-- BEGIN --
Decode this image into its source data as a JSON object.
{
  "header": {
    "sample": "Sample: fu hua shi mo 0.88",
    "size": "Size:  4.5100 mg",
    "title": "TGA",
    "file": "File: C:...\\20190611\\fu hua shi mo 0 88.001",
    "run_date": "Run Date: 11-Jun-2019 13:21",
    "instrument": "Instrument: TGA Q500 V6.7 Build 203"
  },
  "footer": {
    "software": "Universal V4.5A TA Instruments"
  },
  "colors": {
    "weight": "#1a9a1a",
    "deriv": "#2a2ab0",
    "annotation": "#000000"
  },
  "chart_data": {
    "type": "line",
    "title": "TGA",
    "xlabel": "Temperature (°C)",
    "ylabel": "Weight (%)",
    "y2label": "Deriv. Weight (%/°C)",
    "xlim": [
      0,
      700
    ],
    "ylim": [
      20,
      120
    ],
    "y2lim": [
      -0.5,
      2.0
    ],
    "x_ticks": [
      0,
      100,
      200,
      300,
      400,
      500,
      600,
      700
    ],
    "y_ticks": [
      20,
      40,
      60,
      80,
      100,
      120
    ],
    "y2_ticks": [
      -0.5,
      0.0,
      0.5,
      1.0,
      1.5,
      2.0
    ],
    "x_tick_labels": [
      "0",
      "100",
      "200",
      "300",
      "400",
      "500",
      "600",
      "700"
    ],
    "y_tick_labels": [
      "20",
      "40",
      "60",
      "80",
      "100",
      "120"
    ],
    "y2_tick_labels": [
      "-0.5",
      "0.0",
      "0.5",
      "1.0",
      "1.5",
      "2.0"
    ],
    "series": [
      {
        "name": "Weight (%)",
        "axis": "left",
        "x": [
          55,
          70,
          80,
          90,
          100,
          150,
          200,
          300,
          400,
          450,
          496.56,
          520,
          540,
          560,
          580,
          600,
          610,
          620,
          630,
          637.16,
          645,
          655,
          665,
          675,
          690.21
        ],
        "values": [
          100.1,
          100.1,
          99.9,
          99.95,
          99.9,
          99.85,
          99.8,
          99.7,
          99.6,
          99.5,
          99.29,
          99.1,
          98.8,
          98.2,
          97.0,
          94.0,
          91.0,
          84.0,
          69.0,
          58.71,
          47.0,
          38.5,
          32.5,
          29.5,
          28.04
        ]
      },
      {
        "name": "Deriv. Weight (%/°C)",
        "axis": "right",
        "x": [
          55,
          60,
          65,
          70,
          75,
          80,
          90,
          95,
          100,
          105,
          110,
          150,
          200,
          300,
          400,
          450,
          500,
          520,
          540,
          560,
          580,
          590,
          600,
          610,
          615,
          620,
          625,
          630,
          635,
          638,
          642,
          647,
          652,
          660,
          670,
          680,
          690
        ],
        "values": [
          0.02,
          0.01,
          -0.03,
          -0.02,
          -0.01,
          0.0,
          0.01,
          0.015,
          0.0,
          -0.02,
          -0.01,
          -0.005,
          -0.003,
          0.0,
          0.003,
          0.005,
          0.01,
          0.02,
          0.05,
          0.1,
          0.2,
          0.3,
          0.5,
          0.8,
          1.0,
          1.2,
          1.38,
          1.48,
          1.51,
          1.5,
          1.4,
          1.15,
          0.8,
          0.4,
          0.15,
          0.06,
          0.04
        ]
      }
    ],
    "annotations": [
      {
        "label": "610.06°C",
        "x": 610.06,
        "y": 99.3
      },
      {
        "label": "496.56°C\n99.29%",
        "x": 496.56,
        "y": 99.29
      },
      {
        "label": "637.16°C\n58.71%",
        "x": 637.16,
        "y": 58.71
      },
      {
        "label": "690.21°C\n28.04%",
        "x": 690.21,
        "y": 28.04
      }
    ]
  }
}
-- END --
> Task objective: Output each record exactly, leaving nothing out.

> Result below:
Decode this image into its source data as a JSON object.
{
  "header": {
    "sample": "Sample: fu hua shi mo 0.88",
    "size": "Size:  4.5100 mg",
    "title": "TGA",
    "file": "File: C:...\\20190611\\fu hua shi mo 0 88.001",
    "run_date": "Run Date: 11-Jun-2019 13:21",
    "instrument": "Instrument: TGA Q500 V6.7 Build 203"
  },
  "footer": {
    "software": "Universal V4.5A TA Instruments"
  },
  "colors": {
    "weight": "#1a9a1a",
    "deriv": "#2a2ab0",
    "annotation": "#000000"
  },
  "chart_data": {
    "type": "line",
    "title": "TGA",
    "xlabel": "Temperature (°C)",
    "ylabel": "Weight (%)",
    "y2label": "Deriv. Weight (%/°C)",
    "xlim": [
      0,
      700
    ],
    "ylim": [
      20,
      120
    ],
    "y2lim": [
      -0.5,
      2.0
    ],
    "x_ticks": [
      0,
      100,
      200,
      300,
      400,
      500,
      600,
      700
    ],
    "y_ticks": [
      20,
      40,
      60,
      80,
      100,
      120
    ],
    "y2_ticks": [
      -0.5,
      0.0,
      0.5,
      1.0,
      1.5,
      2.0
    ],
    "x_tick_labels": [
      "0",
      "100",
      "200",
      "300",
      "400",
      "500",
      "600",
      "700"
    ],
    "y_tick_labels": [
      "20",
      "40",
      "60",
      "80",
      "100",
      "120"
    ],
    "y2_tick_labels": [
      "-0.5",
      "0.0",
      "0.5",
      "1.0",
      "1.5",
      "2.0"
    ],
    "series": [
      {
        "name": "Weight (%)",
        "axis": "left",
        "x": [
          55,
          70,
          80,
          90,
          100,
          150,
          200,
          300,
          400,
          450,
          496.56,
          520,
          540,
          560,
          580,
          600,
          610,
          620,
          630,
          637.16,
          645,
          655,
          665,
          675,
          690.21
        ],
        "values": [
          100.1,
          100.1,
          99.9,
          99.95,
          99.9,
          99.85,
          99.8,
          99.7,
          99.6,
          99.5,
          99.29,
          99.1,
          98.8,
          98.2,
          97.0,
          94.0,
          91.0,
          84.0,
          69.0,
          58.71,
          47.0,
          38.5,
          32.5,
          29.5,
          28.04
        ]
      },
      {
        "name": "Deriv. Weight (%/°C)",
        "axis": "right",
        "x": [
          55,
          60,
          65,
          70,
          75,
          80,
          90,
          95,
          100,
          105,
          110,
          150,
          200,
          300,
          400,
          450,
          500,
          520,
          540,
          560,
          580,
          590,
          600,
          610,
          615,
          620,
          625,
          630,
          635,
          638,
          642,
          647,
          652,
          660,
          670,
          680,
          690
        ],
        "values": [
          0.02,
          0.01,
          -0.03,
          -0.02,
          -0.01,
          0.0,
          0.01,
          0.015,
          0.0,
          -0.02,
          -0.01,
          -0.005,
          -0.003,
          0.0,
          0.003,
          0.005,
          0.01,
          0.02,
          0.05,
          0.1,
          0.2,
          0.3,
          0.5,
          0.8,
          1.0,
          1.2,
          1.38,
          1.48,
          1.51,
          1.5,
          1.4,
          1.15,
          0.8,
          0.4,
          0.15,
          0.06,
          0.04
        ]
      }
    ],
    "annotations": [
      {
        "label": "610.06°C",
        "x": 610.06,
        "y": 99.3
      },
      {
        "label": "496.56°C\n99.29%",
        "x": 496.56,
        "y": 99.29
      },
      {
        "label": "637.16°C\n58.71%",
        "x": 637.16,
        "y": 58.71
      },
      {
        "label": "690.21°C\n28.04%",
        "x": 690.21,
        "y": 28.04
      }
    ]
  }
}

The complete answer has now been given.